-- Begin RECORDED INFORMATION --

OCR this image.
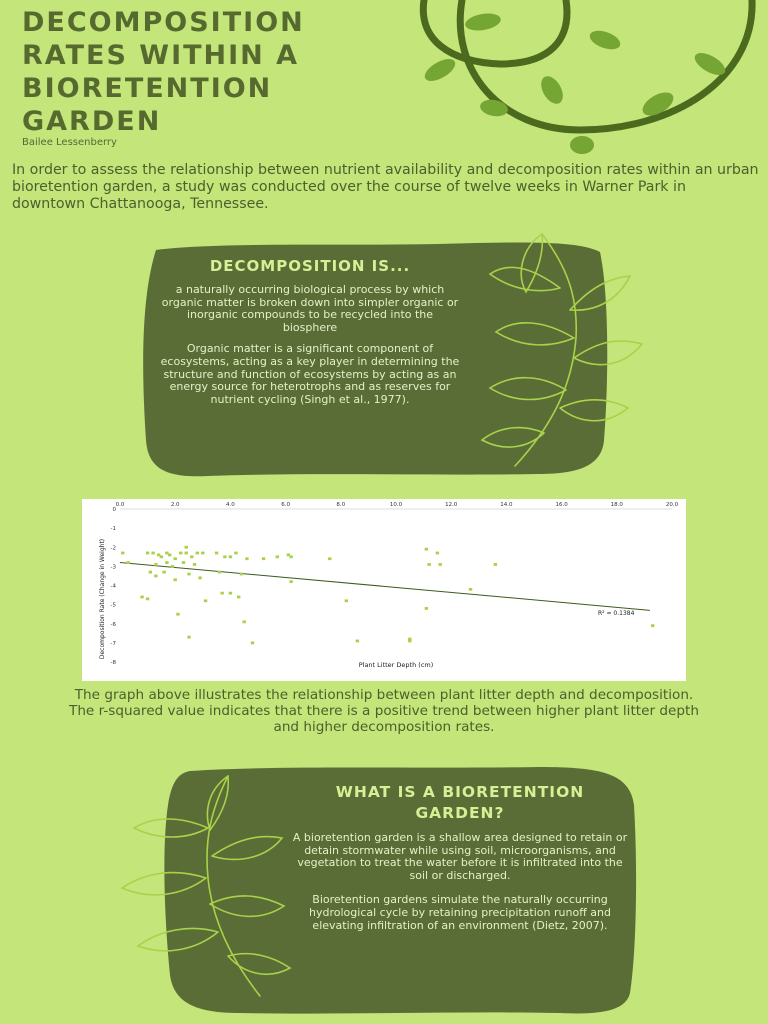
DECOMPOSITION RATES WITHIN A BIORETENTION GARDEN

Bailee Lessenberry

In order to assess the relationship between nutrient availability and decomposition rates within an urban bioretention garden, a study was conducted over the course of twelve weeks in Warner Park in downtown Chattanooga, Tennessee.

DECOMPOSITION IS...

a naturally occurring biological process by which organic matter is broken down into simpler organic or inorganic compounds to be recycled into the biosphere

Organic matter is a significant component of ecosystems, acting as a key player in determining the structure and function of ecosystems by acting as an energy source for heterotrophs and as reserves for nutrient cycling (Singh et al., 1977).

0.0	2.0	4.0	6.0	8.0	10.0	12.0	14.0	16.0	18.0	20.0
0
-1
-2
-3
-4
-5
-6
-7
-8
R² = 0.1384
Plant Litter Depth (cm)
Decomposition Rate (Change in Weight)

The graph above illustrates the relationship between plant litter depth and decomposition. The r-squared value indicates that there is a positive trend between higher plant litter depth and higher decomposition rates.

WHAT IS A BIORETENTION GARDEN?

A bioretention garden is a shallow area designed to retain or detain stormwater while using soil, microorganisms, and vegetation to treat the water before it is infiltrated into the soil or discharged.

Bioretention gardens simulate the naturally occurring hydrological cycle by retaining precipitation runoff and elevating infiltration of an environment (Dietz, 2007).
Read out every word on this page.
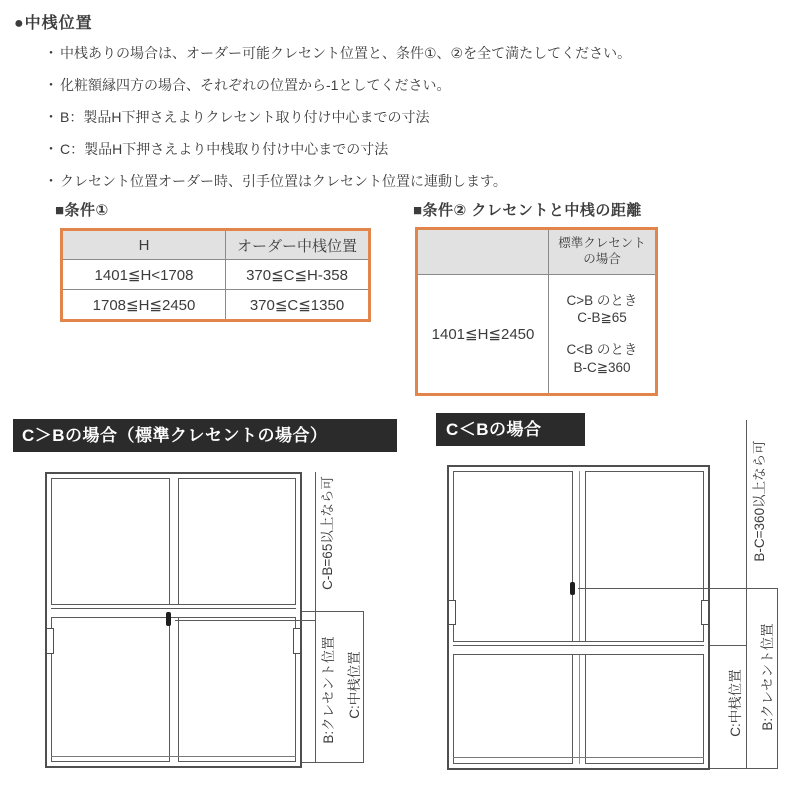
●中桟位置
・ 中桟ありの場合は、オーダー可能クレセント位置と、条件①、②を全て満たしてください。
・ 化粧額縁四方の場合、それぞれの位置から-1としてください。
・ B：製品H下押さえよりクレセント取り付け中心までの寸法
・ C：製品H下押さえより中桟取り付け中心までの寸法
・ クレセント位置オーダー時、引手位置はクレセント位置に連動します。
■条件①
H	オーダー中桟位置
1401≦H<1708	370≦C≦H-358
1708≦H≦2450	370≦C≦1350
■条件② クレセントと中桟の距離
	標準クレセント
の場合
1401≦H≦2450	C>B のとき
C-B≧65
C<B のとき
B-C≧360
C＞Bの場合（標準クレセントの場合）	C＜Bの場合
C-B=65以上なら可
B:クレセント位置 C:中桟位置
B-C=360以上なら可
C:中桟位置 B:クレセント位置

-- End RECORDED INFORMATION --

## STATED EXERCISE
Note each line of the entries that has "nutrient" in it, and copy those lines.

## COMPLETED EXERCISE
In order to assess the relationship between nutrient availability and decomposition rates within an urban bioretention garden, a study was conducted over the course of twelve weeks in Warner Park in downtown Chattanooga, Tennessee.
Organic matter is a significant component of ecosystems, acting as a key player in determining the structure and function of ecosystems by acting as an energy source for heterotrophs and as reserves for nutrient cycling (Singh et al., 1977).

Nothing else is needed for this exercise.